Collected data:
[BEGIN]

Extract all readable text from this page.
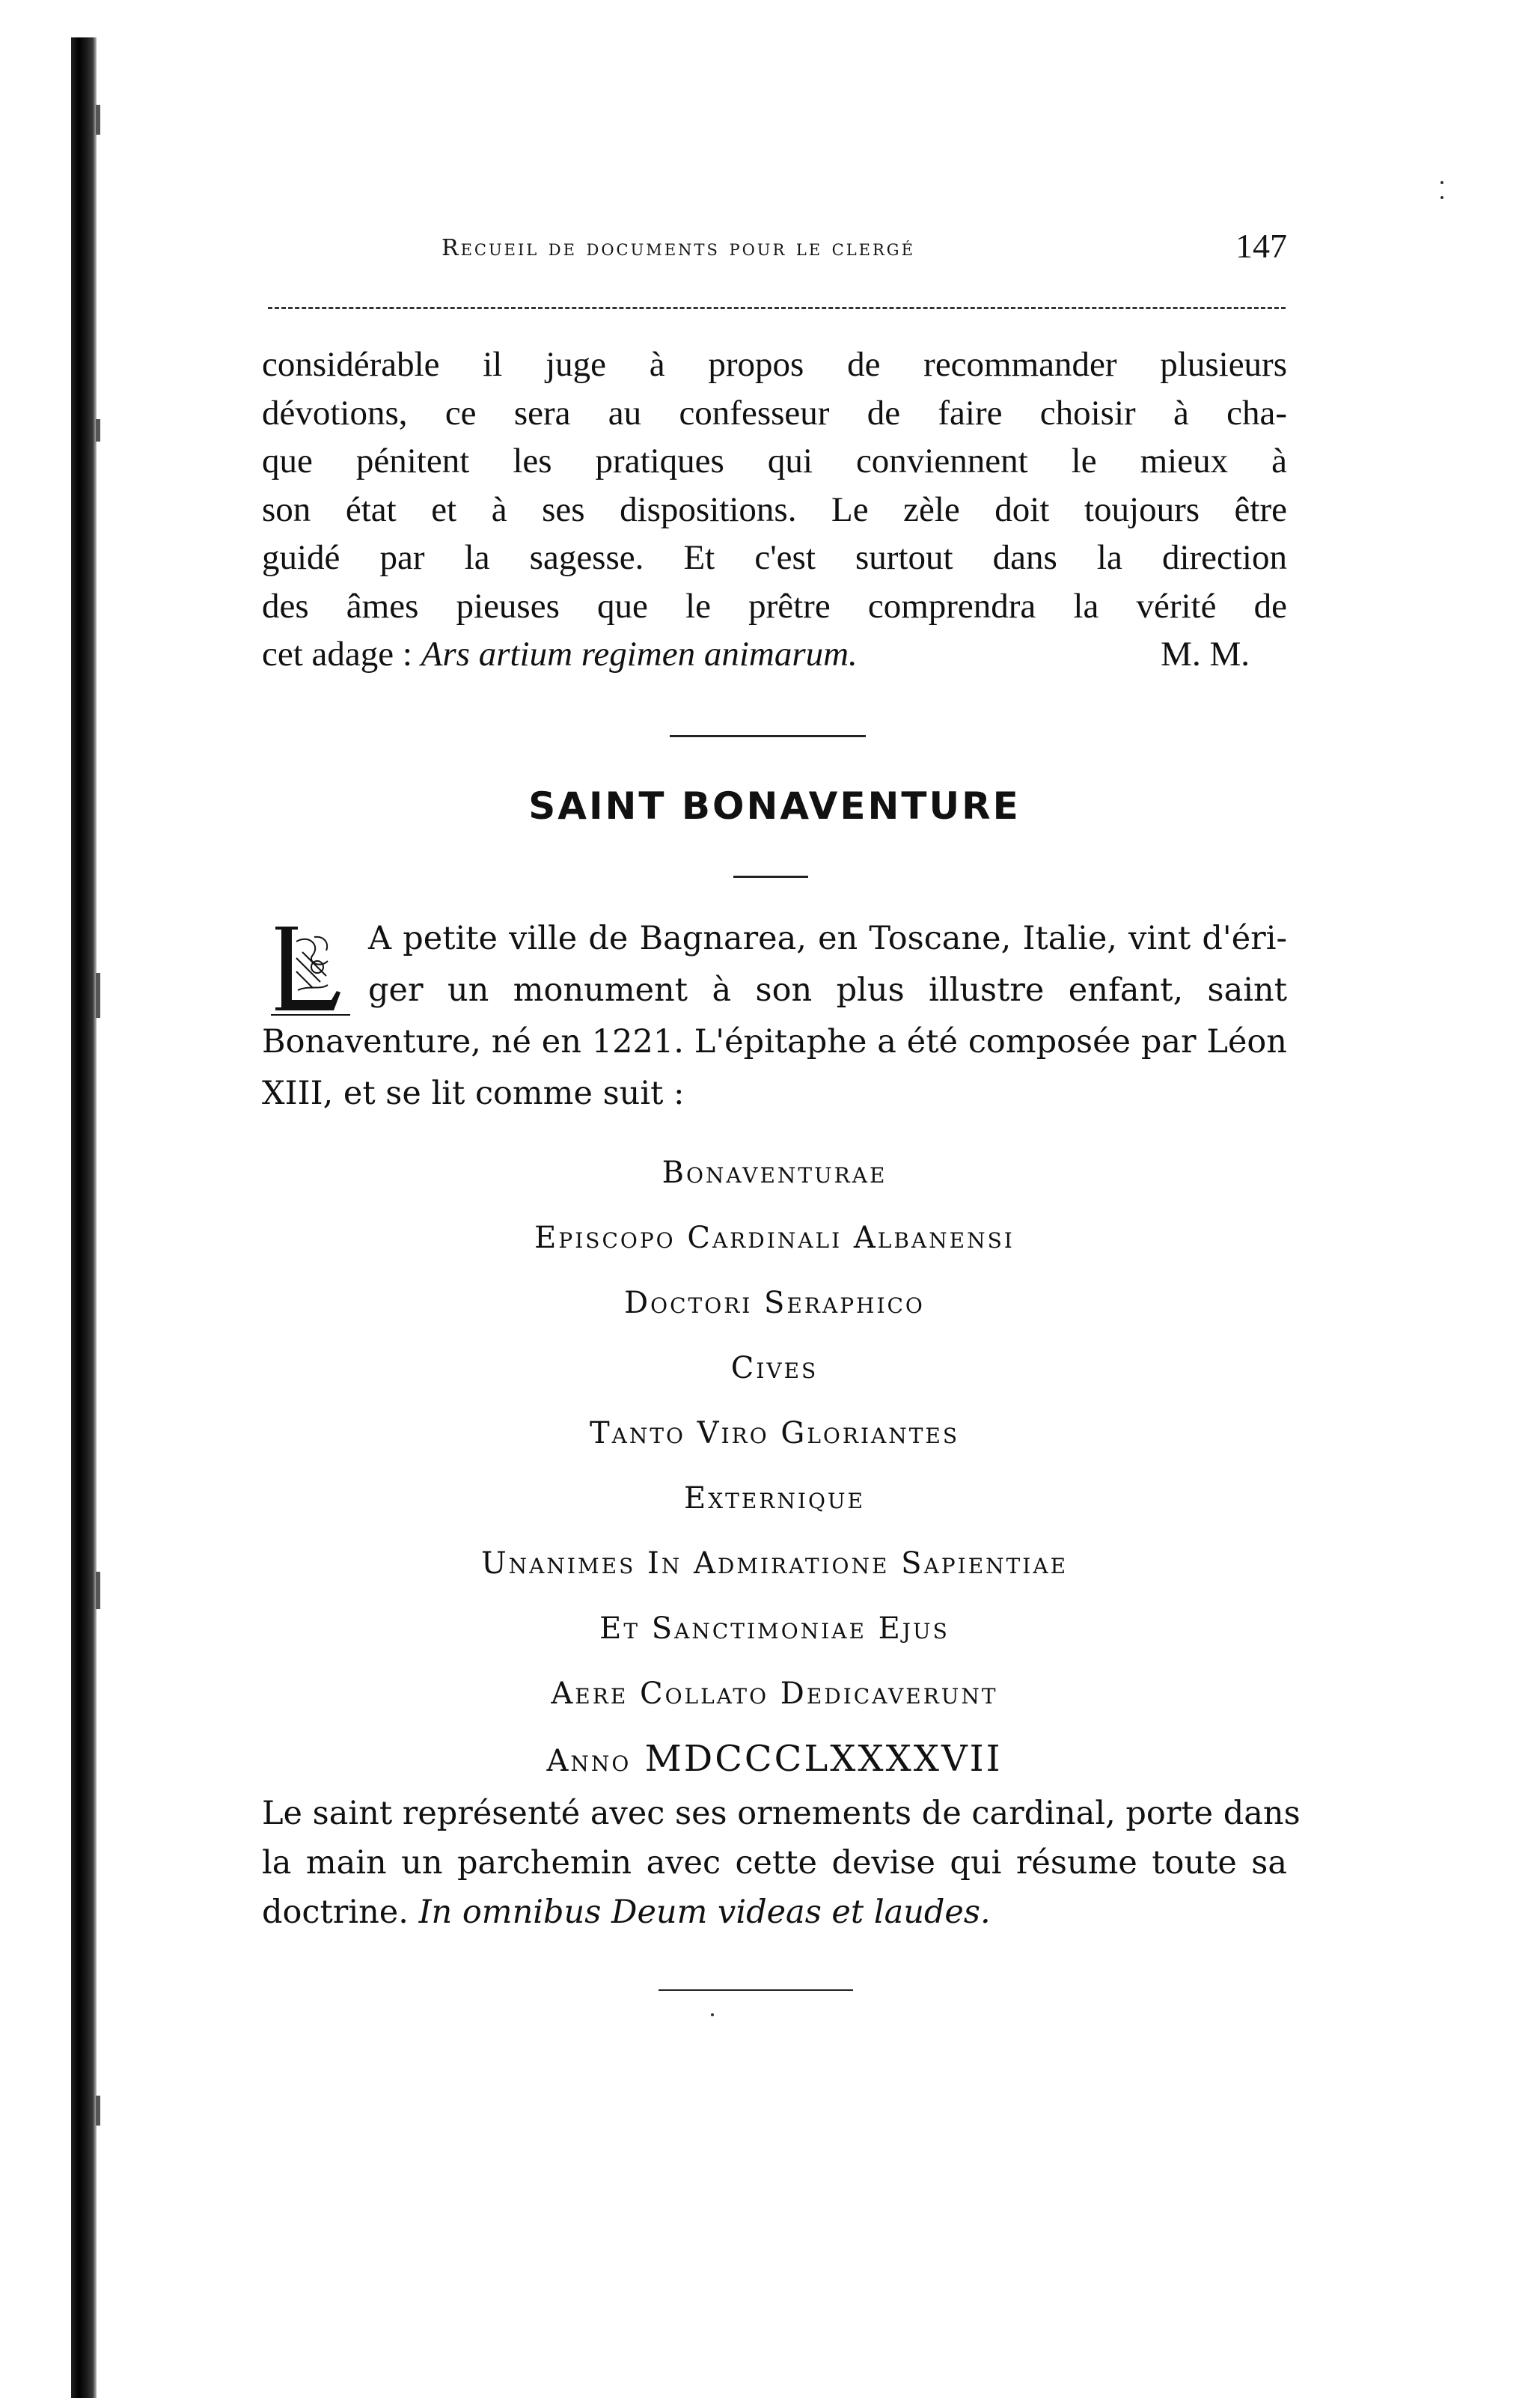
Recueil de documents pour le clergé	147
considérable il juge à propos de recommander plusieurs
dévotions, ce sera au confesseur de faire choisir à cha-
que pénitent les pratiques qui conviennent le mieux à
son état et à ses dispositions. Le zèle doit toujours être
guidé par la sagesse. Et c'est surtout dans la direction
des âmes pieuses que le prêtre comprendra la vérité de
cet adage : Ars artium regimen animarum.	M. M.
SAINT BONAVENTURE
A petite ville de Bagnarea, en Toscane, Italie, vint d'éri-
ger un monument à son plus illustre enfant, saint
Bonaventure, né en 1221. L'épitaphe a été composée par Léon
XIII, et se lit comme suit :
Bonaventurae
Episcopo Cardinali Albanensi
Doctori Seraphico
Cives
Tanto Viro Gloriantes
Externique
Unanimes In Admiratione Sapientiae
Et Sanctimoniae Ejus
Aere Collato Dedicaverunt
Anno MDCCCLXXXXVII
Le saint représenté avec ses ornements de cardinal, porte dans
la main un parchemin avec cette devise qui résume toute sa
doctrine. In omnibus Deum videas et laudes.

[END]

» **Directive**: Each line of the data should be quoted exactly, with pictures left out.

» **Response to this exercise**:
Extract all readable text from this page.
Recueil de documents pour le clergé	147
considérable il juge à propos de recommander plusieurs
dévotions, ce sera au confesseur de faire choisir à cha-
que pénitent les pratiques qui conviennent le mieux à
son état et à ses dispositions. Le zèle doit toujours être
guidé par la sagesse. Et c'est surtout dans la direction
des âmes pieuses que le prêtre comprendra la vérité de
cet adage : Ars artium regimen animarum.	M. M.
SAINT BONAVENTURE
A petite ville de Bagnarea, en Toscane, Italie, vint d'éri-
ger un monument à son plus illustre enfant, saint
Bonaventure, né en 1221. L'épitaphe a été composée par Léon
XIII, et se lit comme suit :
Bonaventurae
Episcopo Cardinali Albanensi
Doctori Seraphico
Cives
Tanto Viro Gloriantes
Externique
Unanimes In Admiratione Sapientiae
Et Sanctimoniae Ejus
Aere Collato Dedicaverunt
Anno MDCCCLXXXXVII
Le saint représenté avec ses ornements de cardinal, porte dans
la main un parchemin avec cette devise qui résume toute sa
doctrine. In omnibus Deum videas et laudes.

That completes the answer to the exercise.